課題文 »
------------------------------------------------------------

昨夏のプロテストに合格し、今季ツアーに初参戦しているルーキー・田村亜矢プロが初登場!

プロテストでの経験が生きたファイナルQTの上位通過

 みなさん、はじめまして。新人プロの田村亜矢です。どうぞよろしくお願いいたします。私のことをご存じない方もいらっしゃると思うので、今日は自己紹介から始めたいと思います。

 私がゴルフと出会ったのは7歳の時。父の勧めで始めました。ゴルフは始めた時から面白かったですね。早くから競技にも出て、小学校の高学年になる頃には「プロゴルファーになりたい」と思ってました。とにかく身近にゴルフがあったので、その影響かなと思います。その目標を叶えるために、中学は福島県の学校に進みました。地元の北海道を離れての寮生活は、不安もあったけれどワクワクのほうが大きくかったですね。小さい頃から、親に放っておかれても泣く子じゃないと聞いていたし、一人でどこにでも行ける子だったので。でも、もうすぐ中学1年も終わるという時に、あの震災が起きて避難せざるを得なくなって北海道に戻りました。その後、高校に進むにあたって自分の将来について真剣に考えた時に、「世界に通用するプロゴルファーになりたい」と強く思いました。それで、ゴルフの強豪校である東北高校に進もうと決めたんです。

 そして、高校を卒業した一昨年に1度目のプロテストを受験しました。私の1学年下には勝みなみちゃんをはじめ、いい選手がたくさんいるので、もし1回目で失敗して彼女たちと一緒に受けることになったら合格ラインも上がるはずなので、絶対に一発で受かろうと思っていました。だからプロテストに照準を合わせて練習していたのですが、なかなか調子が上がらず、失敗してしまいました。今思えば自信がなかったし、気持ちにも余裕がなくて、すべてにおいて一杯いっぱいでした(苦笑)。あの時は「そんなに簡単なものじゃないんだな」と痛感しました。

 その後にあったQTでもダメだったので、「私は本当にゴルフをしたいのか?」と自分自身を見つめ直して、ゴルフがやりたくなるまでクラブを握らなかったんです。でも、2か月くらい経った時にゴルフがやりたくなって。そこでまた、ゴルフに対する姿勢とか、「どうやったらうまくなるんだろう?」とかいろいろ考えました。それで利府ゴルフ倶楽部(「ミヤギテレビ杯ダンロップ女子オープン」の開催コース)に練習生としてお世話になり、練習方法を変えてみたり、トレーニングをきつくしたりしてみたら、去年の2回目の挑戦で合格という結果を出すことができました。

------------------------------------------------------------

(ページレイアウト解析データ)
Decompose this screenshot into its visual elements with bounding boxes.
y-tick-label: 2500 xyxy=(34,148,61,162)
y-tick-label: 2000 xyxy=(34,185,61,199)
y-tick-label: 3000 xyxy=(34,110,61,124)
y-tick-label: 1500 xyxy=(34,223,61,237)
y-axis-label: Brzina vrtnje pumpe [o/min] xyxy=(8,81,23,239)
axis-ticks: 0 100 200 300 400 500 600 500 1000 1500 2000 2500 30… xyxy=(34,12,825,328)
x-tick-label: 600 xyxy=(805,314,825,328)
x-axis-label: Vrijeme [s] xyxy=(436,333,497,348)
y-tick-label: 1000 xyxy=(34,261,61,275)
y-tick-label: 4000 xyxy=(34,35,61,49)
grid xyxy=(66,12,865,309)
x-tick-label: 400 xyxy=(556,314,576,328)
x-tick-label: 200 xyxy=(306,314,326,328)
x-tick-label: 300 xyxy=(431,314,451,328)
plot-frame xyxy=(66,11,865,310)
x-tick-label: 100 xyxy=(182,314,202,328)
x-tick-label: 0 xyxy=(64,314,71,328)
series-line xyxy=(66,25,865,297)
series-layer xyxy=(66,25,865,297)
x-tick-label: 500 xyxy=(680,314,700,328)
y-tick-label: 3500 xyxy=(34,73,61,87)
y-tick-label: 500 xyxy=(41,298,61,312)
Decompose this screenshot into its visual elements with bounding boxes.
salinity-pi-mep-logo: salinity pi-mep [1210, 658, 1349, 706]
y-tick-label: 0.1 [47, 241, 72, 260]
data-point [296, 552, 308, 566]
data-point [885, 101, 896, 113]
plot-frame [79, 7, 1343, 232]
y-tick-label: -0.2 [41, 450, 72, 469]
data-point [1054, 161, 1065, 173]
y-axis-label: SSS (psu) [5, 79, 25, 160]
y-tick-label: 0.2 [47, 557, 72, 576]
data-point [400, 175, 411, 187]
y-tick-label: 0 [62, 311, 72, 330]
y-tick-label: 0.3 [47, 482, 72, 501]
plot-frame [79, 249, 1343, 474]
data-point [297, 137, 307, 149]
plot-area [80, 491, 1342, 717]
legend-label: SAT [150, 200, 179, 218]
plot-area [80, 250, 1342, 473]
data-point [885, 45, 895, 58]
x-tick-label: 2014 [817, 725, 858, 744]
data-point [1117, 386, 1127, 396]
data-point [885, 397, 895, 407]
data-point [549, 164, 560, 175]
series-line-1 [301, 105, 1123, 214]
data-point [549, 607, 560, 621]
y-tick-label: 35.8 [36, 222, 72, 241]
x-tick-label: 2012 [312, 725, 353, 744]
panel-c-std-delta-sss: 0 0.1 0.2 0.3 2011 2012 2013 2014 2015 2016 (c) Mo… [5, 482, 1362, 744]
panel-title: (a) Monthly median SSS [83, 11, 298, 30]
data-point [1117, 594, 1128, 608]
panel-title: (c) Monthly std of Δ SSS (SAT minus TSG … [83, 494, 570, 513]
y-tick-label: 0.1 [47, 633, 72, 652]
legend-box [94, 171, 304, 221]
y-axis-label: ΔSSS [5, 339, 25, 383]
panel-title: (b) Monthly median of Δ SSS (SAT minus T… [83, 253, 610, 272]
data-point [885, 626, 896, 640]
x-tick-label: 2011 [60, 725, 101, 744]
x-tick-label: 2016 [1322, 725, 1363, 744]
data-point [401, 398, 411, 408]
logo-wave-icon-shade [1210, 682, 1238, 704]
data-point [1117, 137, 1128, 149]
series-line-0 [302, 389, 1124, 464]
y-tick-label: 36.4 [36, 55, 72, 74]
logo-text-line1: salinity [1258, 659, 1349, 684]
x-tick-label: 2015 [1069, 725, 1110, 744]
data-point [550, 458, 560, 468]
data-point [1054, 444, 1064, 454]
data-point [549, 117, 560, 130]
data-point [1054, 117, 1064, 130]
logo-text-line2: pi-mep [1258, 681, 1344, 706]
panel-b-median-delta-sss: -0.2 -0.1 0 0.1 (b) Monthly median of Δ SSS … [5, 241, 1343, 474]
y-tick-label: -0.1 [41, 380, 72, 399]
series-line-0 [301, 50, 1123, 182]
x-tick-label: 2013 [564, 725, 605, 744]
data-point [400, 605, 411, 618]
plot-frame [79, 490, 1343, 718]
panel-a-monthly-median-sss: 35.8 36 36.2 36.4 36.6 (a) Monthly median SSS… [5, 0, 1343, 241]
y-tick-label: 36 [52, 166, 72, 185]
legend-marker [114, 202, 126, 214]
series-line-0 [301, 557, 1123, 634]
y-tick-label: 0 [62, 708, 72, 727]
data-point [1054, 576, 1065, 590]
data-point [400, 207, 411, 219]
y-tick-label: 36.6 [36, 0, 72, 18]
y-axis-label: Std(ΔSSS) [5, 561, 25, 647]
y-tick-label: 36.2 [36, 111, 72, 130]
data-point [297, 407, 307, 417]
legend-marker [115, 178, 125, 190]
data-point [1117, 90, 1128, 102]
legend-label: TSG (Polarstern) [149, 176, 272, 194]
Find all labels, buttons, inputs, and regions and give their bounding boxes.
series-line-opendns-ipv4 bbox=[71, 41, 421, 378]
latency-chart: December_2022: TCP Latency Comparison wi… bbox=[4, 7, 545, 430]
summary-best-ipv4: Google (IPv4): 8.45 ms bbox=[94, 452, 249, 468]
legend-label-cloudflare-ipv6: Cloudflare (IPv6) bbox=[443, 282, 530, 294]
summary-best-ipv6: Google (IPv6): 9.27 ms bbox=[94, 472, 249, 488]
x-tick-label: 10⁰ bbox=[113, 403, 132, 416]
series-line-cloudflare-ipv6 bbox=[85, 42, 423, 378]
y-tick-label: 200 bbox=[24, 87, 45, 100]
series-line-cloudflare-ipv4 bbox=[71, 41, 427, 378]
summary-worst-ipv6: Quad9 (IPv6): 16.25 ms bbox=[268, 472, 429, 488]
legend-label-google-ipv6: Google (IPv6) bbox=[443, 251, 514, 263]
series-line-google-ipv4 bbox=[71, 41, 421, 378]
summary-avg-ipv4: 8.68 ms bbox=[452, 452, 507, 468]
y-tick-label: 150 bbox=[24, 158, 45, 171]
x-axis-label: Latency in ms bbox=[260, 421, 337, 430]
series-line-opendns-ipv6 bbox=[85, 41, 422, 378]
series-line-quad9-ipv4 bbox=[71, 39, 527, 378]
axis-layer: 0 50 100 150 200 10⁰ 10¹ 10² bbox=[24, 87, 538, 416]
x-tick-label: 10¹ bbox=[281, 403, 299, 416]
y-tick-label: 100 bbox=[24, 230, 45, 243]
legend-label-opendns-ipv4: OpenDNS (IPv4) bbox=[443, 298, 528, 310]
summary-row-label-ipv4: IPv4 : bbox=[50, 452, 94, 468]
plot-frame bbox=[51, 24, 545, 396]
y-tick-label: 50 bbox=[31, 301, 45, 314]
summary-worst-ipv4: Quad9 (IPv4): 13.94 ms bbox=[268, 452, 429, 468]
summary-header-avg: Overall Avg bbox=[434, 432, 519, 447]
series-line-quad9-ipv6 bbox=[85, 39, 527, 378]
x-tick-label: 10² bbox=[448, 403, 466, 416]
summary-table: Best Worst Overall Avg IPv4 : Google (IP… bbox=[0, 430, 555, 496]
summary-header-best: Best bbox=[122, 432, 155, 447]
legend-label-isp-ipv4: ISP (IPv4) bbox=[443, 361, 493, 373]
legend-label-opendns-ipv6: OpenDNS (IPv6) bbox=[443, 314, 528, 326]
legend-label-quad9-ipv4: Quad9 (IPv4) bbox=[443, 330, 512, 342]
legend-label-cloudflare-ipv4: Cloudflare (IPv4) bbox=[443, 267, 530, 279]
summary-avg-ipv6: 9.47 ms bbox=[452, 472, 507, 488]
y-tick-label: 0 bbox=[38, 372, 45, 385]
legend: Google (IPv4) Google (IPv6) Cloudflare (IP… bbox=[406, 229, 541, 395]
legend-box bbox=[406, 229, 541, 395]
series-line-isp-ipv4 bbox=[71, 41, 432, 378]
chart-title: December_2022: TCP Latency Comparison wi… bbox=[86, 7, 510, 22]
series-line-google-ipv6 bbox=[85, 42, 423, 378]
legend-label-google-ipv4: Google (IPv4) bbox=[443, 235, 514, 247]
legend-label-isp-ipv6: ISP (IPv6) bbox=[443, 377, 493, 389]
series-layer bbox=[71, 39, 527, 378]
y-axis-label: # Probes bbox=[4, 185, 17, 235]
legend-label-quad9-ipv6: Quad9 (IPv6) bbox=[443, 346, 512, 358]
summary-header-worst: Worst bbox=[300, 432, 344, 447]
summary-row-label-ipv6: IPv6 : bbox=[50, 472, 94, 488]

------------------------------------------------------------

課題のねらい » 課題文のうち、「プロテストでの経験が生きたファイナルQTの上位通過」から始まって「ないんだな」と痛感しました。」までの部分を、一字も変えずに打ち直してください。

回答文 »
プロテストでの経験が生きたファイナルQTの上位通過

 みなさん、はじめまして。新人プロの田村亜矢です。どうぞよろしくお願いいたします。私のことをご存じない方もいらっしゃると思うので、今日は自己紹介から始めたいと思います。

 私がゴルフと出会ったのは7歳の時。父の勧めで始めました。ゴルフは始めた時から面白かったですね。早くから競技にも出て、小学校の高学年になる頃には「プロゴルファーになりたい」と思ってました。とにかく身近にゴルフがあったので、その影響かなと思います。その目標を叶えるために、中学は福島県の学校に進みました。地元の北海道を離れての寮生活は、不安もあったけれどワクワクのほうが大きくかったですね。小さい頃から、親に放っておかれても泣く子じゃないと聞いていたし、一人でどこにでも行ける子だったので。でも、もうすぐ中学1年も終わるという時に、あの震災が起きて避難せざるを得なくなって北海道に戻りました。その後、高校に進むにあたって自分の将来について真剣に考えた時に、「世界に通用するプロゴルファーになりたい」と強く思いました。それで、ゴルフの強豪校である東北高校に進もうと決めたんです。

 そして、高校を卒業した一昨年に1度目のプロテストを受験しました。私の1学年下には勝みなみちゃんをはじめ、いい選手がたくさんいるので、もし1回目で失敗して彼女たちと一緒に受けることになったら合格ラインも上がるはずなので、絶対に一発で受かろうと思っていました。だからプロテストに照準を合わせて練習していたのですが、なかなか調子が上がらず、失敗してしまいました。今思えば自信がなかったし、気持ちにも余裕がなくて、すべてにおいて一杯いっぱいでした(苦笑)。あの時は「そんなに簡単なものじゃないんだな」と痛感しました。